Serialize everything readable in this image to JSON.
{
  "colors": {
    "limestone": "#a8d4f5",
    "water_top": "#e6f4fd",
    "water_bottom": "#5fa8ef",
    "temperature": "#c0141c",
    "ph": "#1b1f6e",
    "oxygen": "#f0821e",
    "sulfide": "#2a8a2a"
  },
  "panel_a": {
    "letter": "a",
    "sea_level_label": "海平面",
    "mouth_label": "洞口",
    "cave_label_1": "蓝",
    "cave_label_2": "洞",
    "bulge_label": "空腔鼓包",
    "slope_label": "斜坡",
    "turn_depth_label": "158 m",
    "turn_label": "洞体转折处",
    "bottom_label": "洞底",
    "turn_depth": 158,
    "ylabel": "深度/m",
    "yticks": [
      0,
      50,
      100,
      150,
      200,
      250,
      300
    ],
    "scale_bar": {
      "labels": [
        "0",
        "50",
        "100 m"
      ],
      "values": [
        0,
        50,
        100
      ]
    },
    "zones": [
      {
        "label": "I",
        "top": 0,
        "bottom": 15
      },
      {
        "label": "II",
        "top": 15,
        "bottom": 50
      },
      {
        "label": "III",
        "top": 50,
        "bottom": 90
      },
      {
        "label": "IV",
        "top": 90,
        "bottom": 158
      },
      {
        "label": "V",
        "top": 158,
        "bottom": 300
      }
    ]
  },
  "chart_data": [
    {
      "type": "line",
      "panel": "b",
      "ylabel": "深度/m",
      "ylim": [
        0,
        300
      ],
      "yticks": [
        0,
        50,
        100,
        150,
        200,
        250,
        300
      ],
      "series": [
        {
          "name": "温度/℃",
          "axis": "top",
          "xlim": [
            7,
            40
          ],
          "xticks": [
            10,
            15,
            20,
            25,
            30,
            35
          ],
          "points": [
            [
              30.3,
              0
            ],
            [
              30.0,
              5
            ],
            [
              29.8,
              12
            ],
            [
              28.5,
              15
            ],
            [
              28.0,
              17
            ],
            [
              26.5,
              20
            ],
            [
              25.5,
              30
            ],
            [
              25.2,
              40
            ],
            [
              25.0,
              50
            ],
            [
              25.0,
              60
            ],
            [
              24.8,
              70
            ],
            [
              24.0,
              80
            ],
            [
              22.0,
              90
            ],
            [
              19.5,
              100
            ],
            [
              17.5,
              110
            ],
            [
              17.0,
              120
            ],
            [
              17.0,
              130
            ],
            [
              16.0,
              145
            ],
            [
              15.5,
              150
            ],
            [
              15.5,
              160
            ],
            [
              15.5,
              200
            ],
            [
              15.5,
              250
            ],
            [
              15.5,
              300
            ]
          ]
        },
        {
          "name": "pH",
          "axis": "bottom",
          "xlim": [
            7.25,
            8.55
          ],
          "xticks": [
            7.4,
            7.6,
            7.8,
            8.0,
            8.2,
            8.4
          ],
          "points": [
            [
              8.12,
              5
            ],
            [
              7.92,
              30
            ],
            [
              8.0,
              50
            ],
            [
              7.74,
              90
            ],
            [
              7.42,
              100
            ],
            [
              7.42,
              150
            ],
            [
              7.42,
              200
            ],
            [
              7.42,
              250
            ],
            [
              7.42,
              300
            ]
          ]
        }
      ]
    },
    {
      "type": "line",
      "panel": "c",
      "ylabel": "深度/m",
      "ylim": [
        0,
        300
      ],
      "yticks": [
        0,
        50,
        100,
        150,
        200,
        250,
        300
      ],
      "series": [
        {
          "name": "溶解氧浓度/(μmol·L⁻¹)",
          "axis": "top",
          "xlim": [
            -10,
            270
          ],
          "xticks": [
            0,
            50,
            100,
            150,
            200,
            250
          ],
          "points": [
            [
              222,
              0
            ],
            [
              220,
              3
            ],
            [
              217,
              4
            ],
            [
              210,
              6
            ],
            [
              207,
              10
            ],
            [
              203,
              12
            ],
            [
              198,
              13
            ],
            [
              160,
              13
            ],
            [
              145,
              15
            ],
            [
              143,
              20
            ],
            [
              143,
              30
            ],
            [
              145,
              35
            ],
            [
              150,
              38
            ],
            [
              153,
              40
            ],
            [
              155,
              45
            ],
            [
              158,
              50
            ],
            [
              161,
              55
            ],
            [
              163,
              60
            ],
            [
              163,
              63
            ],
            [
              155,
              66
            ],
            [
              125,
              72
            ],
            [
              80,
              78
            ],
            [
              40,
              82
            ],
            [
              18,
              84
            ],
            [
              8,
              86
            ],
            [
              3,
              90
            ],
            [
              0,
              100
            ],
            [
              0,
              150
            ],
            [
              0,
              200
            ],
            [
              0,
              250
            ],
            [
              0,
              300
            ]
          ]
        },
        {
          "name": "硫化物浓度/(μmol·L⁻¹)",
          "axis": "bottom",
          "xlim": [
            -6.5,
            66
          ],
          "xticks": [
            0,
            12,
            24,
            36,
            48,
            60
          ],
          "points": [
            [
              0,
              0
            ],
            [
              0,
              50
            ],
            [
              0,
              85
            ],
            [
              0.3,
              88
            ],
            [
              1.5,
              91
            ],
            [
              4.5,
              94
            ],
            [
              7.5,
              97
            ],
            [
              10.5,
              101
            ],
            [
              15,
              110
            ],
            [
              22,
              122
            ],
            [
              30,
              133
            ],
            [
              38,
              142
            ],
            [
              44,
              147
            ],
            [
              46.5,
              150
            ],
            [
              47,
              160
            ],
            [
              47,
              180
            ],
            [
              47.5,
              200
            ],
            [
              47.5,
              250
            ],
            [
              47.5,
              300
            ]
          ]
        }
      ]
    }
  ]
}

----------

WHAT THE TASK ASKS
Retype all the material above precisely, with no line left out.

SOLUTION BELOW
Serialize everything readable in this image to JSON.
{
  "colors": {
    "limestone": "#a8d4f5",
    "water_top": "#e6f4fd",
    "water_bottom": "#5fa8ef",
    "temperature": "#c0141c",
    "ph": "#1b1f6e",
    "oxygen": "#f0821e",
    "sulfide": "#2a8a2a"
  },
  "panel_a": {
    "letter": "a",
    "sea_level_label": "海平面",
    "mouth_label": "洞口",
    "cave_label_1": "蓝",
    "cave_label_2": "洞",
    "bulge_label": "空腔鼓包",
    "slope_label": "斜坡",
    "turn_depth_label": "158 m",
    "turn_label": "洞体转折处",
    "bottom_label": "洞底",
    "turn_depth": 158,
    "ylabel": "深度/m",
    "yticks": [
      0,
      50,
      100,
      150,
      200,
      250,
      300
    ],
    "scale_bar": {
      "labels": [
        "0",
        "50",
        "100 m"
      ],
      "values": [
        0,
        50,
        100
      ]
    },
    "zones": [
      {
        "label": "I",
        "top": 0,
        "bottom": 15
      },
      {
        "label": "II",
        "top": 15,
        "bottom": 50
      },
      {
        "label": "III",
        "top": 50,
        "bottom": 90
      },
      {
        "label": "IV",
        "top": 90,
        "bottom": 158
      },
      {
        "label": "V",
        "top": 158,
        "bottom": 300
      }
    ]
  },
  "chart_data": [
    {
      "type": "line",
      "panel": "b",
      "ylabel": "深度/m",
      "ylim": [
        0,
        300
      ],
      "yticks": [
        0,
        50,
        100,
        150,
        200,
        250,
        300
      ],
      "series": [
        {
          "name": "温度/℃",
          "axis": "top",
          "xlim": [
            7,
            40
          ],
          "xticks": [
            10,
            15,
            20,
            25,
            30,
            35
          ],
          "points": [
            [
              30.3,
              0
            ],
            [
              30.0,
              5
            ],
            [
              29.8,
              12
            ],
            [
              28.5,
              15
            ],
            [
              28.0,
              17
            ],
            [
              26.5,
              20
            ],
            [
              25.5,
              30
            ],
            [
              25.2,
              40
            ],
            [
              25.0,
              50
            ],
            [
              25.0,
              60
            ],
            [
              24.8,
              70
            ],
            [
              24.0,
              80
            ],
            [
              22.0,
              90
            ],
            [
              19.5,
              100
            ],
            [
              17.5,
              110
            ],
            [
              17.0,
              120
            ],
            [
              17.0,
              130
            ],
            [
              16.0,
              145
            ],
            [
              15.5,
              150
            ],
            [
              15.5,
              160
            ],
            [
              15.5,
              200
            ],
            [
              15.5,
              250
            ],
            [
              15.5,
              300
            ]
          ]
        },
        {
          "name": "pH",
          "axis": "bottom",
          "xlim": [
            7.25,
            8.55
          ],
          "xticks": [
            7.4,
            7.6,
            7.8,
            8.0,
            8.2,
            8.4
          ],
          "points": [
            [
              8.12,
              5
            ],
            [
              7.92,
              30
            ],
            [
              8.0,
              50
            ],
            [
              7.74,
              90
            ],
            [
              7.42,
              100
            ],
            [
              7.42,
              150
            ],
            [
              7.42,
              200
            ],
            [
              7.42,
              250
            ],
            [
              7.42,
              300
            ]
          ]
        }
      ]
    },
    {
      "type": "line",
      "panel": "c",
      "ylabel": "深度/m",
      "ylim": [
        0,
        300
      ],
      "yticks": [
        0,
        50,
        100,
        150,
        200,
        250,
        300
      ],
      "series": [
        {
          "name": "溶解氧浓度/(μmol·L⁻¹)",
          "axis": "top",
          "xlim": [
            -10,
            270
          ],
          "xticks": [
            0,
            50,
            100,
            150,
            200,
            250
          ],
          "points": [
            [
              222,
              0
            ],
            [
              220,
              3
            ],
            [
              217,
              4
            ],
            [
              210,
              6
            ],
            [
              207,
              10
            ],
            [
              203,
              12
            ],
            [
              198,
              13
            ],
            [
              160,
              13
            ],
            [
              145,
              15
            ],
            [
              143,
              20
            ],
            [
              143,
              30
            ],
            [
              145,
              35
            ],
            [
              150,
              38
            ],
            [
              153,
              40
            ],
            [
              155,
              45
            ],
            [
              158,
              50
            ],
            [
              161,
              55
            ],
            [
              163,
              60
            ],
            [
              163,
              63
            ],
            [
              155,
              66
            ],
            [
              125,
              72
            ],
            [
              80,
              78
            ],
            [
              40,
              82
            ],
            [
              18,
              84
            ],
            [
              8,
              86
            ],
            [
              3,
              90
            ],
            [
              0,
              100
            ],
            [
              0,
              150
            ],
            [
              0,
              200
            ],
            [
              0,
              250
            ],
            [
              0,
              300
            ]
          ]
        },
        {
          "name": "硫化物浓度/(μmol·L⁻¹)",
          "axis": "bottom",
          "xlim": [
            -6.5,
            66
          ],
          "xticks": [
            0,
            12,
            24,
            36,
            48,
            60
          ],
          "points": [
            [
              0,
              0
            ],
            [
              0,
              50
            ],
            [
              0,
              85
            ],
            [
              0.3,
              88
            ],
            [
              1.5,
              91
            ],
            [
              4.5,
              94
            ],
            [
              7.5,
              97
            ],
            [
              10.5,
              101
            ],
            [
              15,
              110
            ],
            [
              22,
              122
            ],
            [
              30,
              133
            ],
            [
              38,
              142
            ],
            [
              44,
              147
            ],
            [
              46.5,
              150
            ],
            [
              47,
              160
            ],
            [
              47,
              180
            ],
            [
              47.5,
              200
            ],
            [
              47.5,
              250
            ],
            [
              47.5,
              300
            ]
          ]
        }
      ]
    }
  ]
}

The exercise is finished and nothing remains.